- _DOCUMENT EXCERPT_:
The Company has reclassified certain prior period amounts to conform to the current period’s presentation.
 
Income Taxes
 
The Company intends to elect to be taxed as a real estate investment trust (“REIT”), as defined in the Internal Revenue Code, commencing for the year ending December 31, 2017. Accordingly, the Company does not expect to be subject to federal income tax, provided that it continues to qualify as a REIT and distributions to the stockholders equal or exceed REIT taxable income.
 
Qualification and taxation as a REIT depends upon the Company’s ability to meet the various qualification tests imposed under the Internal Revenue Code related to the percentage of income that are earned from specified sources, the percentage of assets that fall within specified categories, the diversity of capital stock ownership, and the percentage of earnings that are distributed. Accordingly, no assurance can be given that the Company will be organized or be able to operate in a manner to qualify or remain qualified as a REIT. If the Company fails to qualify as a REIT in any taxable year, it will be subject to federal and state income tax (including any applicable alternative minimum tax) on its taxable income at regular corporate tax rates, and the Company may be ineligible to qualify as a REIT for four subsequent tax years. Even if the Company qualifies as a REIT, it may be subject to certain state or local income taxes.

- _DATA RECORDS_:
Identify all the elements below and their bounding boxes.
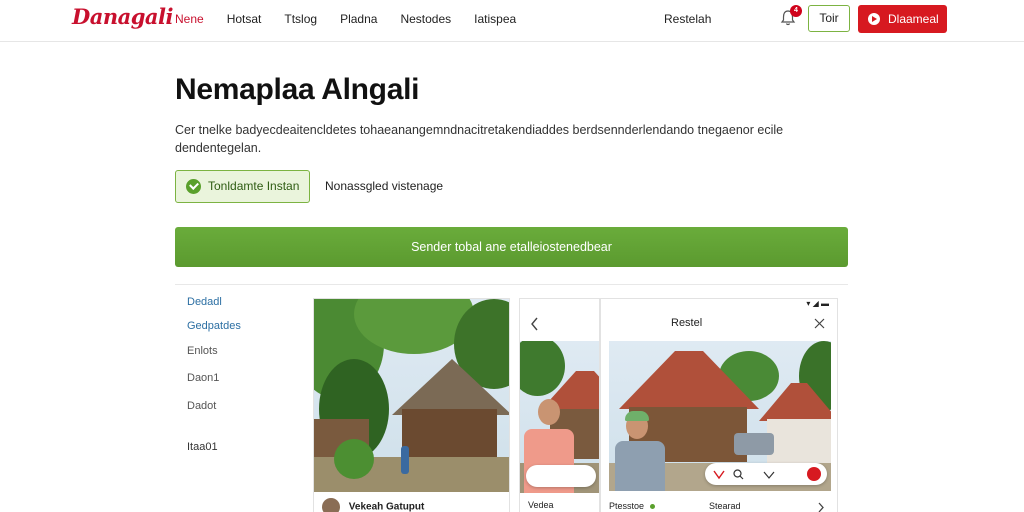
- divider: [175, 284, 848, 285]
- nav-link-restelah[interactable]: Restelah: [664, 12, 711, 26]
- badge-side-text: Nonassgled vistenage: [325, 179, 444, 193]
- main-nav: Nene Hotsat Ttslog Pladna Nestodes Iatis…: [175, 12, 539, 26]
- status-bar: ▾ ◢ ▬: [806, 299, 829, 308]
- top-navigation: Danagali Nene Hotsat Ttslog Pladna Nesto…: [0, 0, 1024, 42]
- nav-item-places[interactable]: Pladna: [340, 12, 377, 26]
- status-dot: [649, 504, 655, 509]
- sidebar-item-3[interactable]: Enlots: [187, 345, 218, 357]
- card3-bottom-right: Stearad: [709, 501, 741, 511]
- search-icon[interactable]: [733, 469, 744, 480]
- sidebar-item-6[interactable]: Itaa01: [187, 441, 218, 453]
- nav-item-iatispea[interactable]: Iatispea: [474, 12, 516, 26]
- page-title: Nemaplaa Alngali: [175, 73, 420, 106]
- like-icon[interactable]: [807, 467, 821, 481]
- listing-photo-1: [314, 299, 509, 492]
- chevron-right-icon[interactable]: [817, 502, 825, 512]
- sidebar-item-2[interactable]: Gedpatdes: [187, 320, 241, 332]
- card3-title: Restel: [671, 317, 703, 329]
- back-chevron-icon[interactable]: [530, 317, 540, 331]
- cta-button[interactable]: Sender tobal ane etalleiostenedbear: [175, 227, 848, 267]
- sidebar-item-4[interactable]: Daon1: [187, 372, 219, 384]
- listing-card-2[interactable]: Vedea: [519, 298, 600, 512]
- card1-author: Vekeah Gatuput: [322, 498, 424, 512]
- author-name: Vekeah Gatuput: [348, 501, 425, 512]
- close-icon[interactable]: [814, 318, 825, 329]
- card3-bottom-left: Ptesstoe: [609, 501, 655, 511]
- avatar: [322, 498, 340, 512]
- logo[interactable]: Danagali: [72, 4, 173, 29]
- nav-item-home[interactable]: Nene: [175, 12, 204, 26]
- card3-bottom-left-label: Ptesstoe: [609, 501, 645, 511]
- primary-button-label: Dlaameal: [888, 12, 939, 26]
- nav-item-nestodes[interactable]: Nestodes: [400, 12, 451, 26]
- page-description: Cer tnelke badyecdeaitencldetes tohaeana…: [175, 123, 784, 155]
- notification-badge: 4: [790, 5, 802, 17]
- nav-item-blog[interactable]: Ttslog: [284, 12, 317, 26]
- sidebar-item-1[interactable]: Dedadl: [187, 296, 222, 308]
- badge-label: Tonldamte Instan: [208, 179, 300, 193]
- verified-badge-button[interactable]: Tonldamte Instan: [175, 170, 310, 203]
- primary-button[interactable]: Dlaameal: [858, 5, 947, 33]
- card2-caption: Vedea: [528, 500, 554, 510]
- check-icon: [186, 179, 201, 194]
- outline-button[interactable]: Toir: [808, 5, 850, 32]
- listing-photo-2: [520, 341, 599, 493]
- listing-card-3[interactable]: ▾ ◢ ▬ Restel Ptesstoe Stearad: [600, 298, 838, 512]
- share-icon[interactable]: [763, 468, 775, 480]
- nav-item-hotels[interactable]: Hotsat: [227, 12, 262, 26]
- heart-icon[interactable]: [713, 468, 725, 480]
- sidebar-item-5[interactable]: Dadot: [187, 400, 216, 412]
- listing-card-1[interactable]: Vekeah Gatuput: [313, 298, 510, 512]
- play-icon: [868, 13, 880, 25]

- _PROBLEM DESCRIPTION_: Copy the income tax passage word for word, beginning at the words "The Company has" and stopping after the words "REIT taxable income.". This data comes from a separate source.

- _SOLUTION TO THIS EXERCISE_:
The Company has reclassified certain prior period amounts to conform to the current period’s presentation.
 
Income Taxes
 
The Company intends to elect to be taxed as a real estate investment trust (“REIT”), as defined in the Internal Revenue Code, commencing for the year ending December 31, 2017. Accordingly, the Company does not expect to be subject to federal income tax, provided that it continues to qualify as a REIT and distributions to the stockholders equal or exceed REIT taxable income.